Instructions for the task: From the start of the items through the line containing "once-daily-median-line [496,317,872,398]", reproduce the lines with "panel-border" replaced by "panel-frame" and everything else unchanged.

[Records excerpted from a collection]
-- Begin --

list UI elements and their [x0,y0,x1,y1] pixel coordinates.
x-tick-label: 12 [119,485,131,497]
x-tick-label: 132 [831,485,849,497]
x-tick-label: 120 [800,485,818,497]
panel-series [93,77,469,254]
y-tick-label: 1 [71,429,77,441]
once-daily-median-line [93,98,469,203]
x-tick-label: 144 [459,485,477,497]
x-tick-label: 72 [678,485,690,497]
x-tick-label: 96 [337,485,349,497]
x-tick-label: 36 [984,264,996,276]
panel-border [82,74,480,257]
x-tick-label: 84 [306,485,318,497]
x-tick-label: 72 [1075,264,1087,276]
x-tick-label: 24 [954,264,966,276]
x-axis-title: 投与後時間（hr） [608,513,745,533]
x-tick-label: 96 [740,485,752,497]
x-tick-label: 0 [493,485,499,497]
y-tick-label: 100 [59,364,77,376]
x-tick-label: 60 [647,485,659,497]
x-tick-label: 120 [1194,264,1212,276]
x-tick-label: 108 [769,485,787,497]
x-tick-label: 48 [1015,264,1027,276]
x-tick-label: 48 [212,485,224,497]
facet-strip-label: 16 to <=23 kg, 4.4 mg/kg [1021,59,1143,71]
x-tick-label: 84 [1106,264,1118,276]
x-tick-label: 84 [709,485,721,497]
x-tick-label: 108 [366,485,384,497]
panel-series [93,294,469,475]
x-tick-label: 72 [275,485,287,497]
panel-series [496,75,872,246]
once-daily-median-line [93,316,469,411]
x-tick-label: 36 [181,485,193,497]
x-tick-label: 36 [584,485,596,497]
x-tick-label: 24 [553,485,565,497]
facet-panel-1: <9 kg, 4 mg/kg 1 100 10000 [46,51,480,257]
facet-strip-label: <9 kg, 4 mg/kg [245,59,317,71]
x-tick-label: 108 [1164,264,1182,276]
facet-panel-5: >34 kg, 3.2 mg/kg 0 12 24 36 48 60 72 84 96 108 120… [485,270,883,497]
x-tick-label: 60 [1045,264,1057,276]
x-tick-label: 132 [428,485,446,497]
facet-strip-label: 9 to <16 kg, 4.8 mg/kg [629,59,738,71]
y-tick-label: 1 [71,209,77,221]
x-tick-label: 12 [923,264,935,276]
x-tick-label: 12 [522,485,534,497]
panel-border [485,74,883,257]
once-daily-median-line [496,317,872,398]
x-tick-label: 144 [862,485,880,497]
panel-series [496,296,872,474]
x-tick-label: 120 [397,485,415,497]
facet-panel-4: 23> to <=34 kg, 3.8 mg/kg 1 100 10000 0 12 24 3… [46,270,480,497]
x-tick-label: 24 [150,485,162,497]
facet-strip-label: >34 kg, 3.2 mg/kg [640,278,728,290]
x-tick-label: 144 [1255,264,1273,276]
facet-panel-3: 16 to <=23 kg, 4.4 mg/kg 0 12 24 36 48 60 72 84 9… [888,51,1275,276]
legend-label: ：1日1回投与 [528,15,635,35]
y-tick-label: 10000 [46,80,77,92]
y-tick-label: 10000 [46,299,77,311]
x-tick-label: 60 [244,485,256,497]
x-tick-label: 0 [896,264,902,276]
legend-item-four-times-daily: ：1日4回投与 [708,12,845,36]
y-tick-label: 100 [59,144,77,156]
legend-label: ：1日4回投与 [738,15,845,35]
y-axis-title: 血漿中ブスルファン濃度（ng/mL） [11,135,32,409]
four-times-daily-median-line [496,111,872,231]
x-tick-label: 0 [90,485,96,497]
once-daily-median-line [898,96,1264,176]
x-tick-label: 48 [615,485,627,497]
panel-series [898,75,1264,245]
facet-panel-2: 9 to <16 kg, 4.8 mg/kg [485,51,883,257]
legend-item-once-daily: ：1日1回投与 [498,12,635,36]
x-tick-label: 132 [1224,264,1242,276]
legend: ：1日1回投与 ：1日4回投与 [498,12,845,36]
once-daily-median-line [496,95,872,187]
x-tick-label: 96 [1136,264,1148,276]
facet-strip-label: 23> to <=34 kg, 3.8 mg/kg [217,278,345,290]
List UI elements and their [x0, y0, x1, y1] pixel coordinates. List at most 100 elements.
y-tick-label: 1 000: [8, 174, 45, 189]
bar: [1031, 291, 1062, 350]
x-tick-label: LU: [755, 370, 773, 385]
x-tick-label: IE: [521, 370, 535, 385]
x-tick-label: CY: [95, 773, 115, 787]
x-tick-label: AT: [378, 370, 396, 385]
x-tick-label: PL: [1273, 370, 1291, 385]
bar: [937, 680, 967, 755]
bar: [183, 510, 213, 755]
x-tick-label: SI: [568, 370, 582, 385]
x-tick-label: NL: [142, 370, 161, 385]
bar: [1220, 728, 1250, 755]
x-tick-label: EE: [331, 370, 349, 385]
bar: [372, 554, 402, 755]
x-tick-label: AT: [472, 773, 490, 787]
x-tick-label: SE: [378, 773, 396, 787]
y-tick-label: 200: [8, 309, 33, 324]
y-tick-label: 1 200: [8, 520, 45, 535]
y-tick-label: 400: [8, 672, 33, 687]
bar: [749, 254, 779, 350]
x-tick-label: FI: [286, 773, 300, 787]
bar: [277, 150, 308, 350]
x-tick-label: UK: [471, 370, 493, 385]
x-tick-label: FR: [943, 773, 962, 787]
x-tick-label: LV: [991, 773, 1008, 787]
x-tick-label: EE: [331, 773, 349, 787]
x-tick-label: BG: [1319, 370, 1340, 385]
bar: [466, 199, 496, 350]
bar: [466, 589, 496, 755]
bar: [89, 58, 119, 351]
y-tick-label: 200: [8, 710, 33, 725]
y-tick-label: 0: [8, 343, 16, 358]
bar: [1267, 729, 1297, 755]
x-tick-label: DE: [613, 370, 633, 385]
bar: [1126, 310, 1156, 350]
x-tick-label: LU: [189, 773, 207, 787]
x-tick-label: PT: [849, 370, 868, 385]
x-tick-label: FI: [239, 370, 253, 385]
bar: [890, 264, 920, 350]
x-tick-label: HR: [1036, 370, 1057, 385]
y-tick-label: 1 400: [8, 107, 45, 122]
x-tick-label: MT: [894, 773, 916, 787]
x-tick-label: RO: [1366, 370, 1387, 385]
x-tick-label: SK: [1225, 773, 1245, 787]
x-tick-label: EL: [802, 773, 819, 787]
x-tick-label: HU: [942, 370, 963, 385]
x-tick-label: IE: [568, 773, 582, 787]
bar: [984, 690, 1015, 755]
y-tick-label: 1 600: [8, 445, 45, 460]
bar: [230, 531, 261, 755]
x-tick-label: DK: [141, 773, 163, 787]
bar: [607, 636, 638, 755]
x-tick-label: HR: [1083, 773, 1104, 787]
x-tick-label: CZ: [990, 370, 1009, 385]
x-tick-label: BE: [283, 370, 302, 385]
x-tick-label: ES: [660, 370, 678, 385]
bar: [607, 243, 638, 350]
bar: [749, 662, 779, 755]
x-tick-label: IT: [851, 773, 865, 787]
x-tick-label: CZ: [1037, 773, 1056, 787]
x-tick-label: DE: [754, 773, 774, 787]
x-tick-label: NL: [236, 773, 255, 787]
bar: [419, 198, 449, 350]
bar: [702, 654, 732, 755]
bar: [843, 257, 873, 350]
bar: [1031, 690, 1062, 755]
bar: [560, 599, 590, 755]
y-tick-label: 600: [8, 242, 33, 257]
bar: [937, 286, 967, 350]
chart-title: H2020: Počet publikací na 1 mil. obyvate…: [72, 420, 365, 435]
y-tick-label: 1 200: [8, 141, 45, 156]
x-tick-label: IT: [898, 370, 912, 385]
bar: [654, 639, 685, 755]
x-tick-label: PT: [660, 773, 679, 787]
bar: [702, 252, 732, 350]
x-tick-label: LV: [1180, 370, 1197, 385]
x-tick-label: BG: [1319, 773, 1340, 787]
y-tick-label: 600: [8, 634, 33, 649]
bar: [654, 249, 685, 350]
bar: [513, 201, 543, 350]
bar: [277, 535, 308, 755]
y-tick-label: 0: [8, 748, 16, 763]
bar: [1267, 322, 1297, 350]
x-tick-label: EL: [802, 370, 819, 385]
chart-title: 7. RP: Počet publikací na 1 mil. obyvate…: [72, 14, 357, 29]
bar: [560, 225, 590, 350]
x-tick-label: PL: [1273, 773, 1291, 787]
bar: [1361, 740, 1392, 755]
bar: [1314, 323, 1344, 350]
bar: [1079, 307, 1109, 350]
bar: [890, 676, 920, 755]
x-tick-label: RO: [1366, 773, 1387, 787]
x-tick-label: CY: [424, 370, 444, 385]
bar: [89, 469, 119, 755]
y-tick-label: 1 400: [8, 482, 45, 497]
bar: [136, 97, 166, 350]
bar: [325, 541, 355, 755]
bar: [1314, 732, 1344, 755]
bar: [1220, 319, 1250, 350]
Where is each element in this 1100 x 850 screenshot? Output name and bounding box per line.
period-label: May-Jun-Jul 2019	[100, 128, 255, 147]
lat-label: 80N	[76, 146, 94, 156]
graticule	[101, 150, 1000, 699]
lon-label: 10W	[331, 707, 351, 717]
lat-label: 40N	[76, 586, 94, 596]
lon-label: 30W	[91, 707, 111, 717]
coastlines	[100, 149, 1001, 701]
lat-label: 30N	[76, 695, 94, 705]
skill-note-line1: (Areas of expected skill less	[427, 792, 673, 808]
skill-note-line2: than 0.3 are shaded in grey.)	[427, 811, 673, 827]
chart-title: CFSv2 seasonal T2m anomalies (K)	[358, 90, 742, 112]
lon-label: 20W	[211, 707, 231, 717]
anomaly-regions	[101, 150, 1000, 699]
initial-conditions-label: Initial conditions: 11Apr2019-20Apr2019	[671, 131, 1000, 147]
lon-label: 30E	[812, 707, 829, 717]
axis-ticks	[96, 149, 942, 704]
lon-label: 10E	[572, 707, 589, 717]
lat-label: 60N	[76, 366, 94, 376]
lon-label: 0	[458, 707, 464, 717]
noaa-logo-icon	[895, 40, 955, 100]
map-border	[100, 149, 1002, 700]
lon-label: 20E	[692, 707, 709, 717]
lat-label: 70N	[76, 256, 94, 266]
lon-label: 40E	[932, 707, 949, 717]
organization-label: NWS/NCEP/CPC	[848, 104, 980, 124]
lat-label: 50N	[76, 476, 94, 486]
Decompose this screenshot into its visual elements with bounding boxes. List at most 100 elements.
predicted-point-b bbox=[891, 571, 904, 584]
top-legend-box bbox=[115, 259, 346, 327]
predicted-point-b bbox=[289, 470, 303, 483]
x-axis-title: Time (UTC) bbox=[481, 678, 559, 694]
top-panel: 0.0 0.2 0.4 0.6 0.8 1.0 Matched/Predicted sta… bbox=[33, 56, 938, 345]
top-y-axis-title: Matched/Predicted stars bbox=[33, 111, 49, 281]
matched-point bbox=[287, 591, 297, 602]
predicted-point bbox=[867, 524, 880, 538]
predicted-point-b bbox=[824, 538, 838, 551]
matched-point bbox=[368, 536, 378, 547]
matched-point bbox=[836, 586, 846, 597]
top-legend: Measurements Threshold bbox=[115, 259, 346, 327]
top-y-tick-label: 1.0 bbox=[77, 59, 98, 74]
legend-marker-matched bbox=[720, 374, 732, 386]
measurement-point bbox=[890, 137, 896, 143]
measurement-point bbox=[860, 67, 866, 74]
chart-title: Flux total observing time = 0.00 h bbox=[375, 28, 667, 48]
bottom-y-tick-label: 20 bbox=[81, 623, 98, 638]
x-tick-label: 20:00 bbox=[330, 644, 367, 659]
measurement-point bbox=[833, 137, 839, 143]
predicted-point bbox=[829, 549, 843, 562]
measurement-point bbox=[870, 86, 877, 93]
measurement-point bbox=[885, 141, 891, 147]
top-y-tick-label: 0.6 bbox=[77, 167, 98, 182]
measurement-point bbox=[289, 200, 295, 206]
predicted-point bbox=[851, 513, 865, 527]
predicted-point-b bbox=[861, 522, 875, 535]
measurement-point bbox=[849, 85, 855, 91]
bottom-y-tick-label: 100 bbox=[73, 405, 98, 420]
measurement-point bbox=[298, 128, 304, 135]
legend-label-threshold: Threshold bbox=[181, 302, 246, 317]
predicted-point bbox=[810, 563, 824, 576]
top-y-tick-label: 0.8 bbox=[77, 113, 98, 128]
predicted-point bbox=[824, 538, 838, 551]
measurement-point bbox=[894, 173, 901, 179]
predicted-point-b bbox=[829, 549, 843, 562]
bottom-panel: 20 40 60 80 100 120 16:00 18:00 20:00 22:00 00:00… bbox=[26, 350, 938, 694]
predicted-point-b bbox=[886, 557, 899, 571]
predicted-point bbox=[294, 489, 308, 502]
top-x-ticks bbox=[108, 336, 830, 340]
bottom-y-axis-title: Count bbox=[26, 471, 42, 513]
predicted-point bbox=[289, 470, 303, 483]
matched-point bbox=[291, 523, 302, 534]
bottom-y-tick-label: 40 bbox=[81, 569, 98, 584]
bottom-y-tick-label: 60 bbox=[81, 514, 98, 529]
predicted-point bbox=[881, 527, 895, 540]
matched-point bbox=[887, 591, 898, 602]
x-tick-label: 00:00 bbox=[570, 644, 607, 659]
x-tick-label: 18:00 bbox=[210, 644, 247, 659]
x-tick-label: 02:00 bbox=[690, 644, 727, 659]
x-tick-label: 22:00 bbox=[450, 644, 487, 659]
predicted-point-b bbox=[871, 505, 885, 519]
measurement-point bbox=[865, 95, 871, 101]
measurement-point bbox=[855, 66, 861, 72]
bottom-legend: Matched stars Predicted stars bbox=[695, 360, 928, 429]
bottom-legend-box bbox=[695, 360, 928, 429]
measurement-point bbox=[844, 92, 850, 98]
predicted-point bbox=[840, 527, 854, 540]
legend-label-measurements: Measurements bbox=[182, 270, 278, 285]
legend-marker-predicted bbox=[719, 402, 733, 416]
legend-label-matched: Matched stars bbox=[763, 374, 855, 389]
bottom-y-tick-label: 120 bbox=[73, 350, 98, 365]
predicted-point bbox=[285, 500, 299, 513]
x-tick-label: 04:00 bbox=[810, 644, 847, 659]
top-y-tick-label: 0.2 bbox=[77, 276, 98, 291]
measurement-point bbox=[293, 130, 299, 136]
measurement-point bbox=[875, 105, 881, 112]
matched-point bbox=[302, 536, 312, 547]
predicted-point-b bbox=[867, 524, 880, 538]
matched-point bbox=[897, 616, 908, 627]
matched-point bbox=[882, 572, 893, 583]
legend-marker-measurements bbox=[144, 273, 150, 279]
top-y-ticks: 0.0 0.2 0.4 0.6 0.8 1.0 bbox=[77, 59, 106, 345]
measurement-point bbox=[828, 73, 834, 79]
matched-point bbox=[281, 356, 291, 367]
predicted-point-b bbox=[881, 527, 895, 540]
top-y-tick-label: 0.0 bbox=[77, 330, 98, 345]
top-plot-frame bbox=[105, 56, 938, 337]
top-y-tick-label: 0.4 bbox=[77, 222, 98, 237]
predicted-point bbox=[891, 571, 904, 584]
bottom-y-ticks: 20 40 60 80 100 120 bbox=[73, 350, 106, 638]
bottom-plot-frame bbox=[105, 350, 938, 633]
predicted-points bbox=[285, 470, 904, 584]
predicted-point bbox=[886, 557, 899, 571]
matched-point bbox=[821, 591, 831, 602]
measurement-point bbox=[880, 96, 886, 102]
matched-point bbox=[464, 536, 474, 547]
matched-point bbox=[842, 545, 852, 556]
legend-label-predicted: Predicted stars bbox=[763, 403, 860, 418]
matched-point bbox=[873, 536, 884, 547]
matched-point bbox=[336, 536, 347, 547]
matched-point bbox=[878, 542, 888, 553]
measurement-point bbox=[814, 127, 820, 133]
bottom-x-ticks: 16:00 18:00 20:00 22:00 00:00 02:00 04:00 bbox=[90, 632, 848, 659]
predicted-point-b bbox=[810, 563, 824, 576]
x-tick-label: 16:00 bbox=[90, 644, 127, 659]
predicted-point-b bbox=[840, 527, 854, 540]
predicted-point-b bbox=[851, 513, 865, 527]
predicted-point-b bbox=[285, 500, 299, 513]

-- End --

Task solution:
list UI elements and their [x0,y0,x1,y1] pixel coordinates.
x-tick-label: 12 [119,485,131,497]
x-tick-label: 132 [831,485,849,497]
x-tick-label: 120 [800,485,818,497]
panel-series [93,77,469,254]
y-tick-label: 1 [71,429,77,441]
once-daily-median-line [93,98,469,203]
x-tick-label: 144 [459,485,477,497]
x-tick-label: 72 [678,485,690,497]
x-tick-label: 96 [337,485,349,497]
x-tick-label: 36 [984,264,996,276]
panel-frame [82,74,480,257]
x-tick-label: 84 [306,485,318,497]
x-tick-label: 72 [1075,264,1087,276]
x-tick-label: 24 [954,264,966,276]
x-axis-title: 投与後時間（hr） [608,513,745,533]
x-tick-label: 96 [740,485,752,497]
x-tick-label: 0 [493,485,499,497]
y-tick-label: 100 [59,364,77,376]
x-tick-label: 60 [647,485,659,497]
x-tick-label: 120 [1194,264,1212,276]
x-tick-label: 108 [769,485,787,497]
x-tick-label: 48 [1015,264,1027,276]
x-tick-label: 48 [212,485,224,497]
facet-strip-label: 16 to <=23 kg, 4.4 mg/kg [1021,59,1143,71]
x-tick-label: 84 [1106,264,1118,276]
x-tick-label: 84 [709,485,721,497]
x-tick-label: 108 [366,485,384,497]
panel-series [93,294,469,475]
x-tick-label: 72 [275,485,287,497]
panel-series [496,75,872,246]
once-daily-median-line [93,316,469,411]
x-tick-label: 36 [181,485,193,497]
x-tick-label: 36 [584,485,596,497]
x-tick-label: 24 [553,485,565,497]
facet-panel-1: <9 kg, 4 mg/kg 1 100 10000 [46,51,480,257]
facet-strip-label: <9 kg, 4 mg/kg [245,59,317,71]
x-tick-label: 108 [1164,264,1182,276]
facet-panel-5: >34 kg, 3.2 mg/kg 0 12 24 36 48 60 72 84 96 108 120… [485,270,883,497]
x-tick-label: 60 [1045,264,1057,276]
x-tick-label: 132 [428,485,446,497]
facet-strip-label: 9 to <16 kg, 4.8 mg/kg [629,59,738,71]
y-tick-label: 1 [71,209,77,221]
x-tick-label: 12 [923,264,935,276]
x-tick-label: 12 [522,485,534,497]
panel-frame [485,74,883,257]
once-daily-median-line [496,317,872,398]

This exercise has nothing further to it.